#### Task description
Copy each line below that includes "angellist".

#### Records to process

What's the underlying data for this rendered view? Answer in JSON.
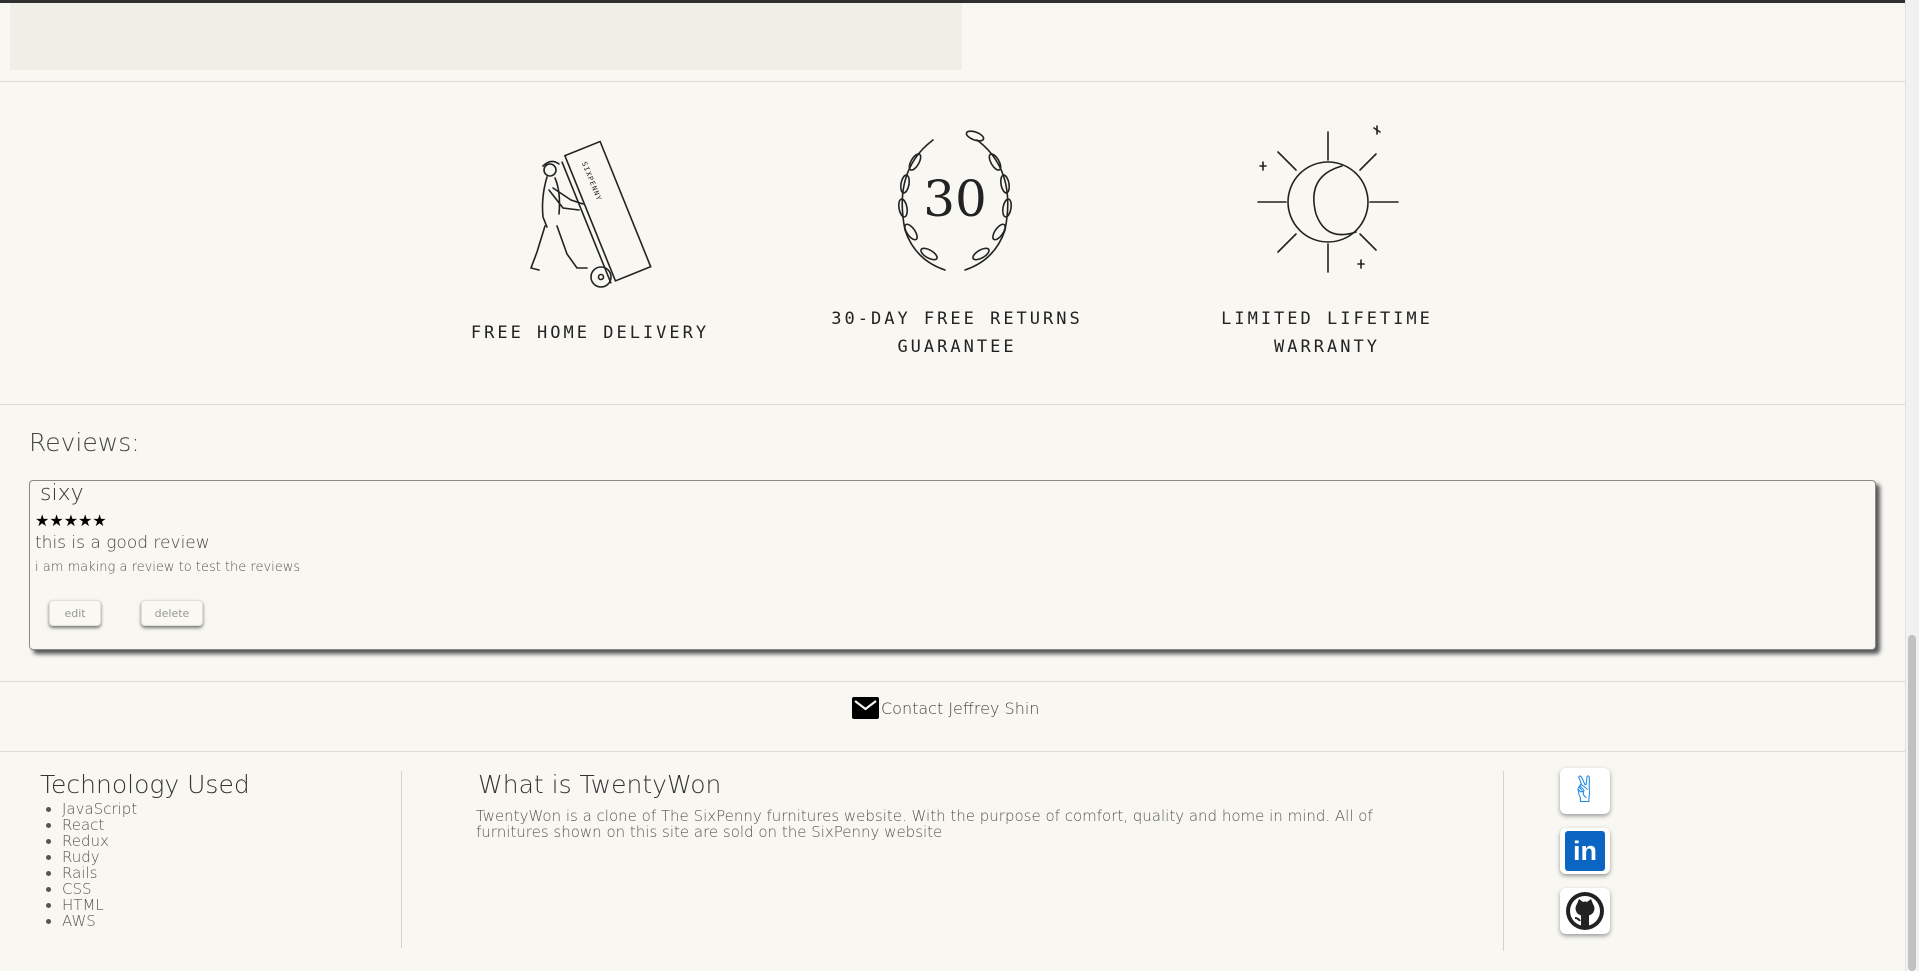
{
  "features": [
    {
      "label_line1": "FREE HOME DELIVERY",
      "label_line2": "",
      "dolly_text": "SIXPENNY",
      "icon": "delivery-dolly-icon"
    },
    {
      "label_line1": "30-DAY FREE RETURNS",
      "label_line2": "GUARANTEE",
      "badge_number": "30",
      "icon": "laurel-wreath-icon"
    },
    {
      "label_line1": "LIMITED LIFETIME",
      "label_line2": "WARRANTY",
      "icon": "sun-moon-icon"
    }
  ],
  "reviews": {
    "heading": "Reviews:",
    "items": [
      {
        "author": "sixy",
        "stars": "★★★★★",
        "rating": 5,
        "title": "this is a good review",
        "body": "i am making a review to test the reviews",
        "edit_label": "edit",
        "delete_label": "delete"
      }
    ]
  },
  "contact": {
    "label": "Contact Jeffrey Shin",
    "icon": "mail-icon"
  },
  "footer": {
    "tech_title": "Technology Used",
    "tech_items": [
      "JavaScript",
      "React",
      "Redux",
      "Rudy",
      "Rails",
      "CSS",
      "HTML",
      "AWS"
    ],
    "about_title": "What is TwentyWon",
    "about_text": "TwentyWon is a clone of The SixPenny furnitures website. With the purpose of comfort, quality and home in mind. All of furnitures shown on this site are sold on the SixPenny website",
    "social": [
      {
        "name": "angellist",
        "icon": "angellist-icon",
        "glyph": "✌"
      },
      {
        "name": "linkedin",
        "icon": "linkedin-icon",
        "glyph": "in"
      },
      {
        "name": "github",
        "icon": "github-icon"
      }
    ]
  },
  "colors": {
    "background": "#f8f7f1",
    "linkedin": "#0a66c2",
    "angellist": "#1e88e5"
  }
}
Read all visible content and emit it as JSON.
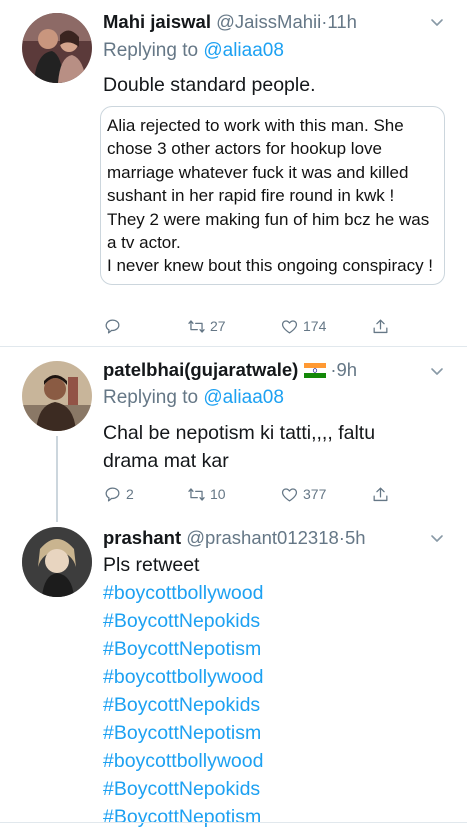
{
  "tweets": [
    {
      "name": "Mahi jaiswal",
      "handle": "@JaissMahii",
      "dot": "·",
      "time": "11h",
      "replying_prefix": "Replying to",
      "replying_to": "@aliaa08",
      "text": "Double standard people.",
      "quote": "Alia rejected to work with this man. She chose 3 other actors for hookup love marriage whatever fuck it was and killed sushant in her rapid fire round in kwk ! They 2 were making fun of him bcz he was a tv actor.\nI never knew bout this ongoing conspiracy !",
      "counts": {
        "replies": "",
        "retweets": "27",
        "likes": "174"
      }
    },
    {
      "name": "patelbhai(gujaratwale)",
      "flag_icon": "india-flag-icon",
      "handle": "",
      "dot": "·",
      "time": "9h",
      "replying_prefix": "Replying to",
      "replying_to": "@aliaa08",
      "text": "Chal be nepotism ki tatti,,,, faltu drama mat kar",
      "counts": {
        "replies": "2",
        "retweets": "10",
        "likes": "377"
      }
    },
    {
      "name": "prashant",
      "handle": "@prashant012318",
      "dot": "·",
      "time": "5h",
      "text": "Pls retweet",
      "hashtags": [
        "#boycottbollywood",
        "#BoycottNepokids",
        "#BoycottNepotism",
        "#boycottbollywood",
        "#BoycottNepokids",
        "#BoycottNepotism",
        "#boycottbollywood",
        "#BoycottNepokids",
        "#BoycottNepotism"
      ]
    }
  ],
  "colors": {
    "link": "#1da1f2",
    "secondary": "#657786",
    "divider": "#e1e8ed",
    "thread_line": "#ccd6dd"
  },
  "icons": [
    "reply-icon",
    "retweet-icon",
    "like-icon",
    "share-icon",
    "chevron-down-icon"
  ]
}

#### Solution
        "name": "angellist",
        "icon": "angellist-icon",
    "angellist": "#1e88e5"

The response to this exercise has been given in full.